TASK DIRECTIONS
Repeat the data that follows, word for word, without the images.

[Stored records]
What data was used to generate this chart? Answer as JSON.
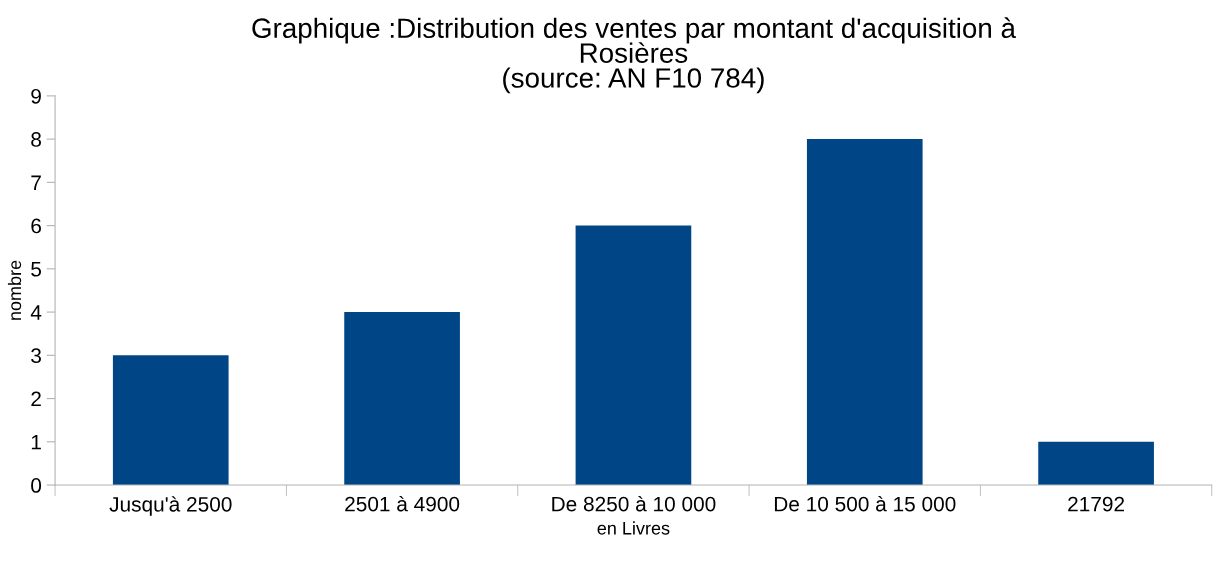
{
  "chart_data": {
    "type": "bar",
    "title": "Graphique :Distribution des ventes par montant d'acquisition à\nRosières\n(source: AN F10 784)",
    "xlabel": "en Livres",
    "ylabel": "nombre",
    "categories": [
      "Jusqu'à 2500",
      "2501 à 4900",
      "De 8250 à 10 000",
      "De 10 500 à 15 000",
      "21792"
    ],
    "values": [
      3,
      4,
      6,
      8,
      1
    ],
    "color": "#004586",
    "ylim": [
      0,
      9
    ],
    "yticks": [
      0,
      1,
      2,
      3,
      4,
      5,
      6,
      7,
      8,
      9
    ],
    "grid": false,
    "legend": false
  }
}
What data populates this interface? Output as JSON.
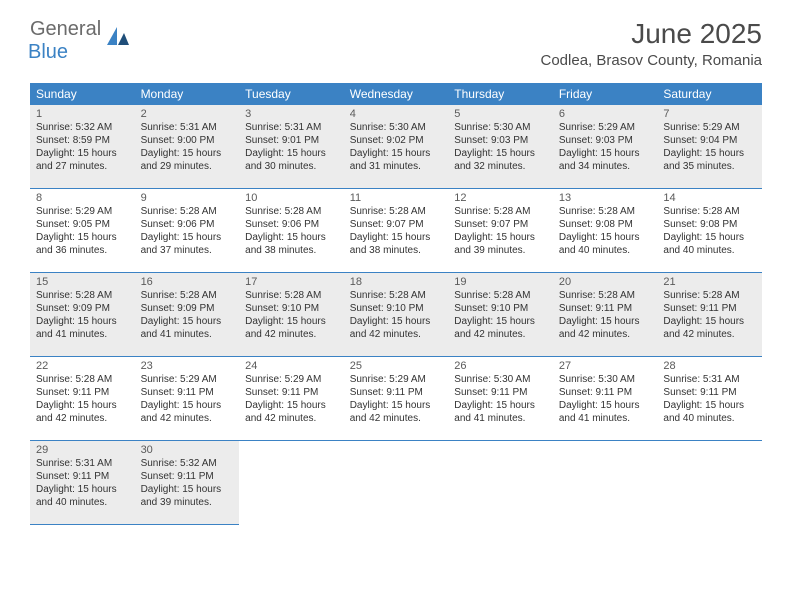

RESPONSE TO THIS EXERCISE
What data was used to generate this chart? Answer as JSON.
{
  "chart_data": {
    "type": "bar",
    "title": "Graphique :Distribution des ventes par montant d'acquisition à\nRosières\n(source: AN F10 784)",
    "xlabel": "en Livres",
    "ylabel": "nombre",
    "categories": [
      "Jusqu'à 2500",
      "2501 à 4900",
      "De 8250 à 10 000",
      "De 10 500 à 15 000",
      "21792"
    ],
    "values": [
      3,
      4,
      6,
      8,
      1
    ],
    "color": "#004586",
    "ylim": [
      0,
      9
    ],
    "yticks": [
      0,
      1,
      2,
      3,
      4,
      5,
      6,
      7,
      8,
      9
    ],
    "grid": false,
    "legend": false
  }
}
What data populates this interface? Output as JSON.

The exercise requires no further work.